Only the pictures are to be left out; set down the rest of the records exactly.

┌────────

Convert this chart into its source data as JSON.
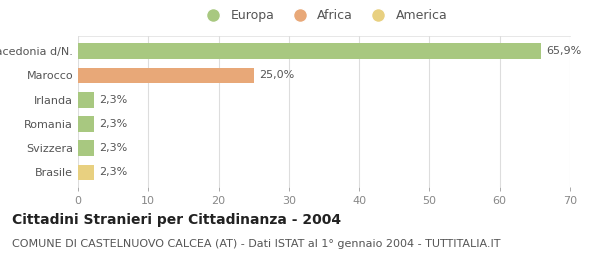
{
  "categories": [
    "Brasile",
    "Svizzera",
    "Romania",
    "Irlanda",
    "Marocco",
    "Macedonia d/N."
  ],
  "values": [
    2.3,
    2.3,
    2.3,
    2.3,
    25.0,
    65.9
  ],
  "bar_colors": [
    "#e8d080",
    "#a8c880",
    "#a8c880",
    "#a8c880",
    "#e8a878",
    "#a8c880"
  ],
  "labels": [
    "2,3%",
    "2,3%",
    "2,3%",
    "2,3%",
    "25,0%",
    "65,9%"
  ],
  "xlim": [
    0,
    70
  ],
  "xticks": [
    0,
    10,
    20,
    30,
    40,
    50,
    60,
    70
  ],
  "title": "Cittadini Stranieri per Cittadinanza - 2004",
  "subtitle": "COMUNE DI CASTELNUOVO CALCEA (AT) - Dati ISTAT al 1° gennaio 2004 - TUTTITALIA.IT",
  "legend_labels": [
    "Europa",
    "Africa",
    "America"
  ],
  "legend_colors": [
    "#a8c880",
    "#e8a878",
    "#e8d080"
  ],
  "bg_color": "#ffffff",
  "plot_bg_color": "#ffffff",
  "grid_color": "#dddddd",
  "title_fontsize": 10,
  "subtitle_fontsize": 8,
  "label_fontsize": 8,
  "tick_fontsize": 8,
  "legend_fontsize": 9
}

└────────

◆ Exercise result
Convert this chart into its source data as JSON.
{
  "categories": [
    "Brasile",
    "Svizzera",
    "Romania",
    "Irlanda",
    "Marocco",
    "Macedonia d/N."
  ],
  "values": [
    2.3,
    2.3,
    2.3,
    2.3,
    25.0,
    65.9
  ],
  "bar_colors": [
    "#e8d080",
    "#a8c880",
    "#a8c880",
    "#a8c880",
    "#e8a878",
    "#a8c880"
  ],
  "labels": [
    "2,3%",
    "2,3%",
    "2,3%",
    "2,3%",
    "25,0%",
    "65,9%"
  ],
  "xlim": [
    0,
    70
  ],
  "xticks": [
    0,
    10,
    20,
    30,
    40,
    50,
    60,
    70
  ],
  "title": "Cittadini Stranieri per Cittadinanza - 2004",
  "subtitle": "COMUNE DI CASTELNUOVO CALCEA (AT) - Dati ISTAT al 1° gennaio 2004 - TUTTITALIA.IT",
  "legend_labels": [
    "Europa",
    "Africa",
    "America"
  ],
  "legend_colors": [
    "#a8c880",
    "#e8a878",
    "#e8d080"
  ],
  "bg_color": "#ffffff",
  "plot_bg_color": "#ffffff",
  "grid_color": "#dddddd",
  "title_fontsize": 10,
  "subtitle_fontsize": 8,
  "label_fontsize": 8,
  "tick_fontsize": 8,
  "legend_fontsize": 9
}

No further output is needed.